__Supplied text__:
● ● ● ●

Fixing llama 2

So llama 2 just released. It looks really good. Separately, I just got a new M2 mac to replace my intel mac. I'm quite glad to try it out, but it doesn't seem to work! There's quite a few issues summed up in this repository. The repository owner fixed a few of the bugs, but the current state leaves the chat and completion examples yielding question marks.

I want to see if I can fix this. I already have some experience dealing with crappy ML frameworks when I ported Stable Diffusion to iOS ahead of the official port¹. First, the "size too large" console output for the transpose ANE operation seems like a prime target.

error: 'anec.transpose' op Height/Width dimensions must be less than 16384

However, looking at the inputs and outputs of the ColumnParallelLinear layer which triggers this operation, we find that the input was corrupted by NaN before this step. Lacking any other logs to go off of, we plunge down the rabbit hole of going back up, function by function, to find the first place where NaNs were introduced.

This brings us to the forward method in the transformer module.

# ...
mask = None
if seqlen > 1:
    mask = torch.full(
        (1, 1, seqlen, seqlen), float("-inf"), device=tokens.device
    )
    mask = torch.triu(mask, diagonal=start_pos + 1).type_as(h)

for layer in self.layers:
    h = layer(h, start_pos, freqs_cis, mask)
# ...

A quick glance at the triu documentation reveals that it returns a tensor with the upper triangular part of the input matrix, and the rest filled with zeros. This is then multiplied by negative infinity, and added to the input.

● ● ● ●

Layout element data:

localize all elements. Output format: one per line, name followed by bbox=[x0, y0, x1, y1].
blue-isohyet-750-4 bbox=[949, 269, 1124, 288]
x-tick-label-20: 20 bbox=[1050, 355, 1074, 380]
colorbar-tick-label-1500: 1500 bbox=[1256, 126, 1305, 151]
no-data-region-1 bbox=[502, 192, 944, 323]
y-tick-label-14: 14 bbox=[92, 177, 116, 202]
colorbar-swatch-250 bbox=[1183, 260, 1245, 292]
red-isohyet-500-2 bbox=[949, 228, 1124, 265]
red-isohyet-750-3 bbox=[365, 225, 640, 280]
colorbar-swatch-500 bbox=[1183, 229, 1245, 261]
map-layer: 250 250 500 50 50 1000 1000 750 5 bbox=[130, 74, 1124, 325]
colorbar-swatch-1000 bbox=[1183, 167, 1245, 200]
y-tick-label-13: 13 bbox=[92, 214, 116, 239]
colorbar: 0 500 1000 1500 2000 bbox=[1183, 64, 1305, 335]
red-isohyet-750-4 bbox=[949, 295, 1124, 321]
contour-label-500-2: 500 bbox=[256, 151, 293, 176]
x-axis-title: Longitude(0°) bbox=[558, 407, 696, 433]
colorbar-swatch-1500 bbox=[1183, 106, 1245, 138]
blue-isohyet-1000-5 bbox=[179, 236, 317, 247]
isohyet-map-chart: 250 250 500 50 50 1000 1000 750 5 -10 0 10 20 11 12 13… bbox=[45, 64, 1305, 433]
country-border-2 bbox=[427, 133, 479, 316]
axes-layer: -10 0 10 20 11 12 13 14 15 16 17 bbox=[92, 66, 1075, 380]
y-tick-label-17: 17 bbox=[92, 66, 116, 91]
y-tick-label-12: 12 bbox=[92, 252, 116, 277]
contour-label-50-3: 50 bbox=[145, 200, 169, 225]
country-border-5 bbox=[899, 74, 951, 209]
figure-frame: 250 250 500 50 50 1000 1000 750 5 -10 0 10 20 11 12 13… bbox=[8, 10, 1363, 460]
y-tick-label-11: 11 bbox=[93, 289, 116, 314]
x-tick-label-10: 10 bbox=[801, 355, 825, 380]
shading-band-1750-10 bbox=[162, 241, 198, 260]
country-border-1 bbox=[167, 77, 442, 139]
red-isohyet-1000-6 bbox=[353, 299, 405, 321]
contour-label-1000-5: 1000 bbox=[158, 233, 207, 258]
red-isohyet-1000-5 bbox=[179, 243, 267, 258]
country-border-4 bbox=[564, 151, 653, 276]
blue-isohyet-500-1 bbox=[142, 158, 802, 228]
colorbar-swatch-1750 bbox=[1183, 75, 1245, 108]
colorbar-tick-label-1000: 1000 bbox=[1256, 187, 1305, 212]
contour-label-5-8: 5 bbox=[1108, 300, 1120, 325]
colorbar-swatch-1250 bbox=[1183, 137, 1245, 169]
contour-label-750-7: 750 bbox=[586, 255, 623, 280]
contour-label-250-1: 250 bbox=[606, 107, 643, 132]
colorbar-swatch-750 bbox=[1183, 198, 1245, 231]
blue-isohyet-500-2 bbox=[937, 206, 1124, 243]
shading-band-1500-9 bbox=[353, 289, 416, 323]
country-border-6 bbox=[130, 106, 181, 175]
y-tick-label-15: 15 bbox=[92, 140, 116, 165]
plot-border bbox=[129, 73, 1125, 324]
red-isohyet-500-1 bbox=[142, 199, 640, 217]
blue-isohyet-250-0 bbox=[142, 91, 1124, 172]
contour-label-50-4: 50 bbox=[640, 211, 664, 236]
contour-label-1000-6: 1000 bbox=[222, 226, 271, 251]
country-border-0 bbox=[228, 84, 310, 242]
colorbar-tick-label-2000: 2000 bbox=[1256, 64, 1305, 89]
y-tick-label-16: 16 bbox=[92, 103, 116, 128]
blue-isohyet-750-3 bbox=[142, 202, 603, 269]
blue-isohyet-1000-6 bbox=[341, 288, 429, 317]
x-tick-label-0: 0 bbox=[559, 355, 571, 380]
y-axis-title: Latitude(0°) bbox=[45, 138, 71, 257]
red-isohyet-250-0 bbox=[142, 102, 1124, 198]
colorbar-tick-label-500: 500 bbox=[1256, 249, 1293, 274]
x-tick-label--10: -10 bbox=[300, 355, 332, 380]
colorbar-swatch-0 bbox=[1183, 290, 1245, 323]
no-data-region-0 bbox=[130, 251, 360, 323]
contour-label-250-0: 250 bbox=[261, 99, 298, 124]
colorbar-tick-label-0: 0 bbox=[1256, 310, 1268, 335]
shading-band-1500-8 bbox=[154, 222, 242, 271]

● ● ● ●

__Written request A__:
Please repeat a passage from the llama 2 post word for word, starting at the words "However, looking at" and ending after the words "diagonal=start_pos + 1).type_as(h)".
__Written request B__:
Answer these questions about the llama 2 post:
(i) What new computer did the writer get to replace the Intel Mac?
(ii) According to the error message, the Height/Width dimensions must be less than what number?
(iii) The search for the first NaNs led to which method in the transformer module?
__Written request C__:
Resume the post on fixing llama 2 on the M2 Mac, picking up right after its final sentence.

__Written response A__:
However, looking at the inputs and outputs of the ColumnParallelLinear layer which triggers this operation, we find that the input was corrupted by NaN before this step. Lacking any other logs to go off of, we plunge down the rabbit hole of going back up, function by function, to find the first place where NaNs were introduced.

This brings us to the forward method in the transformer module.

# ...
mask = None
if seqlen > 1:
    mask = torch.full(
        (1, 1, seqlen, seqlen), float("-inf"), device=tokens.device
    )
    mask = torch.triu(mask, diagonal=start_pos + 1).type_as(h)

__Written response B__:
(i) An M2 Mac.
(ii) 16384.
(iii) The forward method.

__Written response C__:
Unfortunately, a glance at our debugger shows that's not the case! The bottom triangle is, in fact, filled with NaNs. Some googling about this reveals a github issue about this behavior that's designated 'low priority' until our poor souls are forced to deal with it.

I don't really know pytorch that well, so our solution will be "don't do that" - just take all the NaNs and replace them with zeros.

# ...
mask = None
if seqlen > 1:
    mask = torch.full(
        (1, 1, seqlen, seqlen), float("-inf"), device=tokens.device
    )
    mask = torch.triu(mask, diagonal=start_pos + 1).type_as(h)
    mask = mask.masked_fill(torch.isnan(mask), 0.0)

for layer in self.layers:
    h = layer(h, start_pos, freqs_cis, mask)
# ...

And this works! The test output now shows the correct output, and the completion example works as well.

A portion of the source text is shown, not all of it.